▶ _AIM OF THE EXERCISE_
Copy each line below without leaving any out.

▶ _ENTRIES PROVIDED_

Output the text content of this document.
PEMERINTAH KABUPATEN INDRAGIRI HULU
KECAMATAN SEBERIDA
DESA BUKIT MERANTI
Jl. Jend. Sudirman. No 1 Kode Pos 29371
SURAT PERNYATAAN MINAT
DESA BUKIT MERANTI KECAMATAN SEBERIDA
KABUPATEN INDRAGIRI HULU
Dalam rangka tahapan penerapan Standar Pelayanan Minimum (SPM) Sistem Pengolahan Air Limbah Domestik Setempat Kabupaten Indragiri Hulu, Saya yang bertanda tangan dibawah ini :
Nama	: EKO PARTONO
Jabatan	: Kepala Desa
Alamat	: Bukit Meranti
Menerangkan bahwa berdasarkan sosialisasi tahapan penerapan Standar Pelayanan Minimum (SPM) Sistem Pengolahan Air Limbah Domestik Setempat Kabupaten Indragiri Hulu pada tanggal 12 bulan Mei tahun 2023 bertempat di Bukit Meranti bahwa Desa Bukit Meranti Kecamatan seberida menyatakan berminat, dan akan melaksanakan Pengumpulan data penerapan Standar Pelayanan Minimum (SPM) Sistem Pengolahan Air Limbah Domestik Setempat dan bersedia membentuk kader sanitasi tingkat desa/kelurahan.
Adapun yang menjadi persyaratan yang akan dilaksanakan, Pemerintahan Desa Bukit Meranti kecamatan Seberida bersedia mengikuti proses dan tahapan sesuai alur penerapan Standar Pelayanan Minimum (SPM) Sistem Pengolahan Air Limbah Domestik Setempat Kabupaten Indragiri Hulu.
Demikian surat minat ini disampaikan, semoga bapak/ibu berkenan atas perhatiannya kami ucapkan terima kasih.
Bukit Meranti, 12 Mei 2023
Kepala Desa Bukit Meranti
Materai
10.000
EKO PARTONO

▶ _SOLUTION BELOW_
Output the text content of this document.
PEMERINTAH KABUPATEN INDRAGIRI HULU
KECAMATAN SEBERIDA
DESA BUKIT MERANTI
Jl. Jend. Sudirman. No 1 Kode Pos 29371
SURAT PERNYATAAN MINAT
DESA BUKIT MERANTI KECAMATAN SEBERIDA
KABUPATEN INDRAGIRI HULU
Dalam rangka tahapan penerapan Standar Pelayanan Minimum (SPM) Sistem Pengolahan Air Limbah Domestik Setempat Kabupaten Indragiri Hulu, Saya yang bertanda tangan dibawah ini :
Nama	: EKO PARTONO
Jabatan	: Kepala Desa
Alamat	: Bukit Meranti
Menerangkan bahwa berdasarkan sosialisasi tahapan penerapan Standar Pelayanan Minimum (SPM) Sistem Pengolahan Air Limbah Domestik Setempat Kabupaten Indragiri Hulu pada tanggal 12 bulan Mei tahun 2023 bertempat di Bukit Meranti bahwa Desa Bukit Meranti Kecamatan seberida menyatakan berminat, dan akan melaksanakan Pengumpulan data penerapan Standar Pelayanan Minimum (SPM) Sistem Pengolahan Air Limbah Domestik Setempat dan bersedia membentuk kader sanitasi tingkat desa/kelurahan.
Adapun yang menjadi persyaratan yang akan dilaksanakan, Pemerintahan Desa Bukit Meranti kecamatan Seberida bersedia mengikuti proses dan tahapan sesuai alur penerapan Standar Pelayanan Minimum (SPM) Sistem Pengolahan Air Limbah Domestik Setempat Kabupaten Indragiri Hulu.
Demikian surat minat ini disampaikan, semoga bapak/ibu berkenan atas perhatiannya kami ucapkan terima kasih.
Bukit Meranti, 12 Mei 2023
Kepala Desa Bukit Meranti
Materai
10.000
EKO PARTONO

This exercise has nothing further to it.